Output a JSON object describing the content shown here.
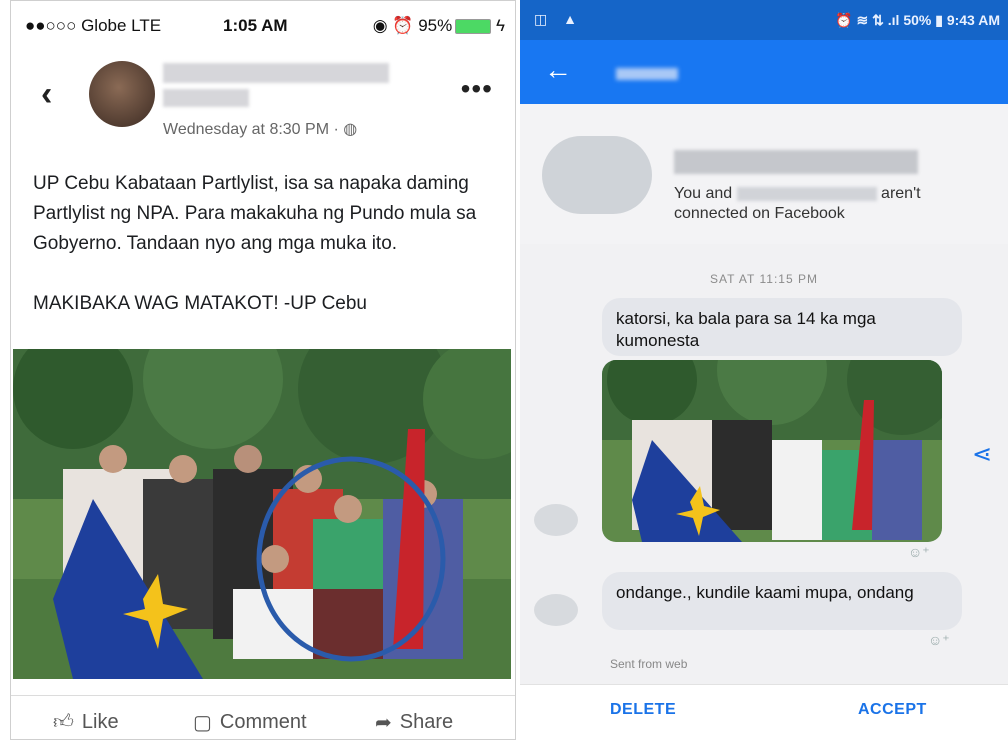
{
  "facebook": {
    "status_bar": {
      "carrier": "●●○○○ Globe  LTE",
      "time": "1:05 AM",
      "right": "◉  ⏰  95%"
    },
    "post_time": "Wednesday at 8:30 PM · ",
    "post_text": "UP Cebu Kabataan Partlylist, isa sa napaka daming Partlylist ng NPA. Para makakuha ng Pundo mula sa Gobyerno. Tandaan nyo ang mga muka ito.\n\nMAKIBAKA WAG MATAKOT!  -UP Cebu",
    "actions": {
      "like": "Like",
      "comment": "Comment",
      "share": "Share"
    },
    "colors": {
      "circle": "#2a5bab"
    }
  },
  "messenger": {
    "status_bar": {
      "left": "◫ ▲",
      "right": "⏰ ≋ ⇅ .ıl 50% ▮ 9:43 AM"
    },
    "profile_note_start": "You and",
    "profile_note_end": "aren't",
    "profile_note_line2": "connected on Facebook",
    "day_label": "SAT AT 11:15 PM",
    "messages": [
      {
        "text": "katorsi, ka bala para sa 14 ka mga kumonesta"
      },
      {
        "text": "ondange., kundile kaami mupa, ondang"
      }
    ],
    "sent_from": "Sent from web",
    "buttons": {
      "delete": "DELETE",
      "accept": "ACCEPT"
    },
    "colors": {
      "header": "#1877f2",
      "status": "#1565c8"
    }
  }
}
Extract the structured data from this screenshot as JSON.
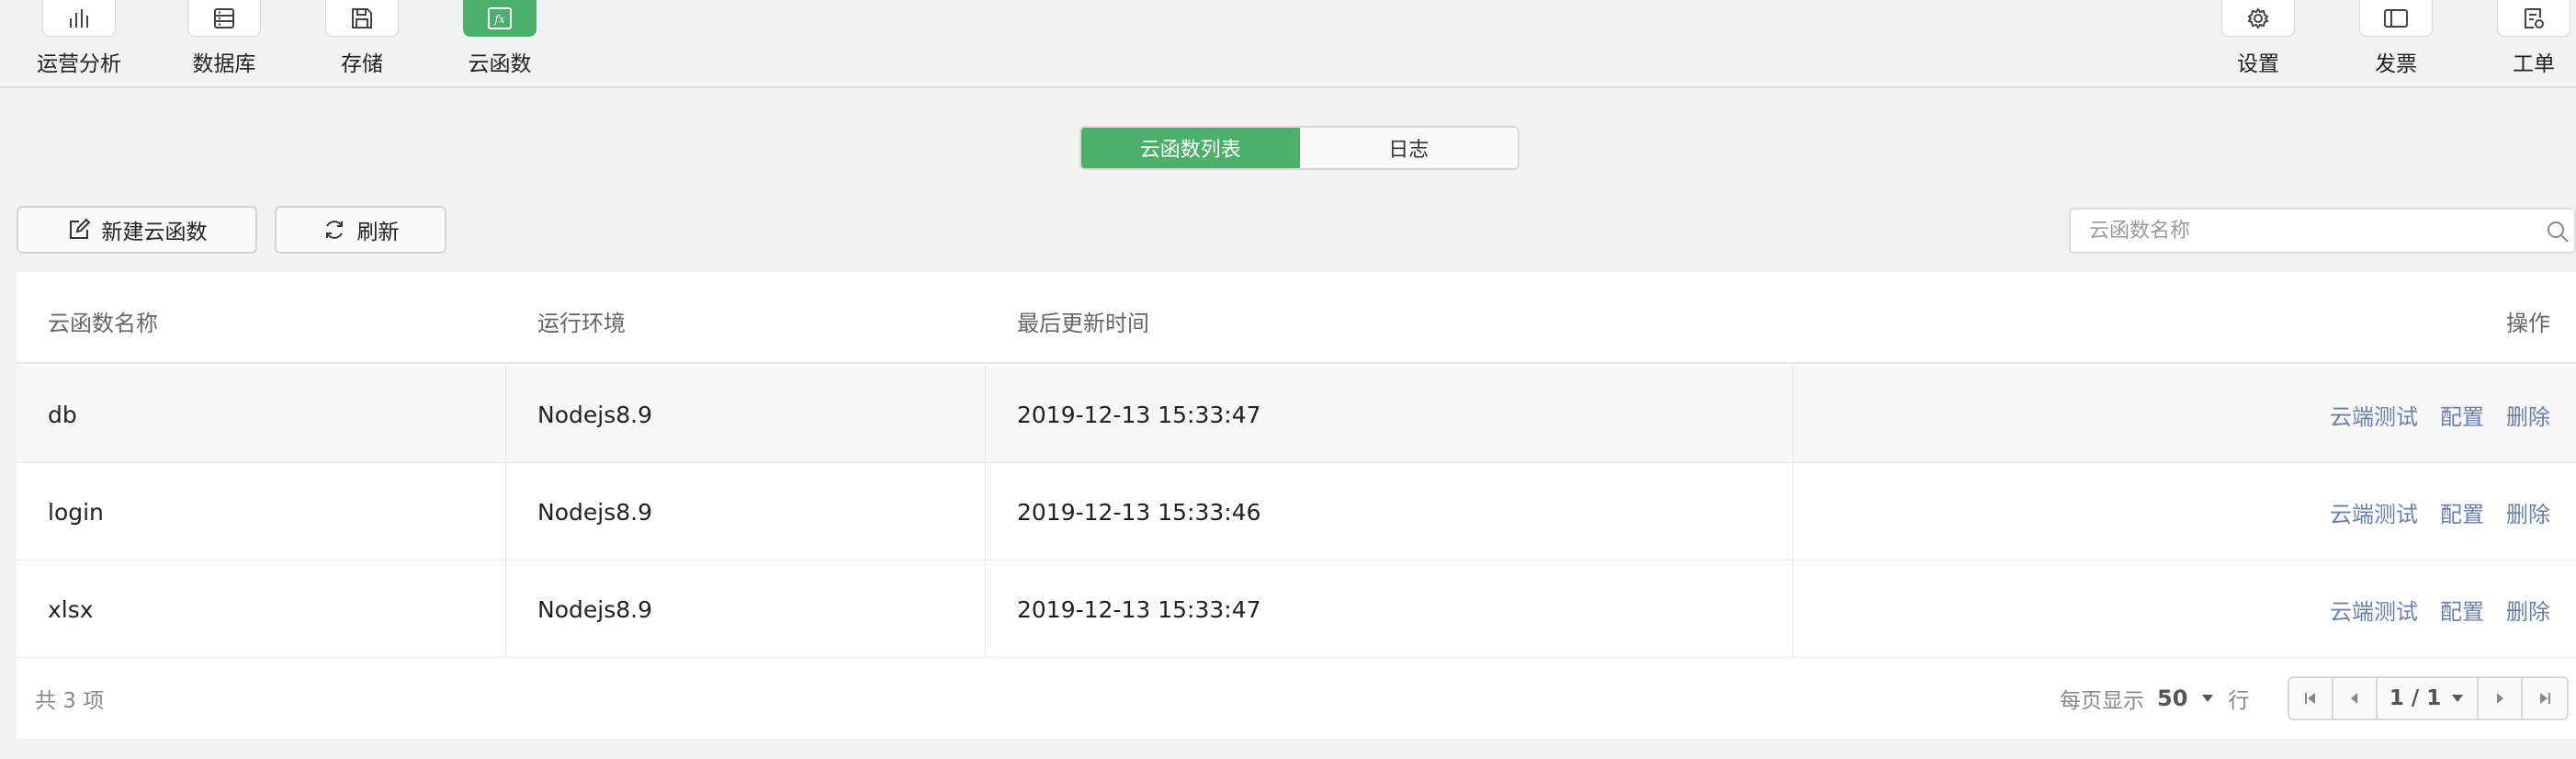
{
  "toolbar": {
    "left_items": [
      {
        "label": "运营分析",
        "icon": "bar-chart-icon"
      },
      {
        "label": "数据库",
        "icon": "database-icon"
      },
      {
        "label": "存储",
        "icon": "save-icon"
      },
      {
        "label": "云函数",
        "icon": "function-icon"
      }
    ],
    "right_items": [
      {
        "label": "设置",
        "icon": "gear-icon"
      },
      {
        "label": "发票",
        "icon": "invoice-icon"
      },
      {
        "label": "工单",
        "icon": "ticket-icon"
      }
    ],
    "function_icon_text": "fx",
    "accent_color": "#4caf6a"
  },
  "tabs": [
    {
      "label": "云函数列表",
      "active": true
    },
    {
      "label": "日志",
      "active": false
    }
  ],
  "actions": {
    "new_label": "新建云函数",
    "refresh_label": "刷新"
  },
  "search": {
    "placeholder": "云函数名称",
    "value": ""
  },
  "table": {
    "headers": [
      "云函数名称",
      "运行环境",
      "最后更新时间",
      "操作"
    ],
    "rows": [
      {
        "name": "db",
        "runtime": "Nodejs8.9",
        "updated": "2019-12-13 15:33:47"
      },
      {
        "name": "login",
        "runtime": "Nodejs8.9",
        "updated": "2019-12-13 15:33:46"
      },
      {
        "name": "xlsx",
        "runtime": "Nodejs8.9",
        "updated": "2019-12-13 15:33:47"
      }
    ],
    "row_actions": [
      "云端测试",
      "配置",
      "删除"
    ],
    "link_color": "#6b80a8"
  },
  "footer": {
    "total_text": "共 3 项",
    "per_page_label": "每页显示",
    "per_page_value": "50",
    "per_page_unit": "行",
    "page_indicator": "1 / 1"
  }
}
-*-*-
Report how many lines hold the string "from", giving the number and nothing else.

2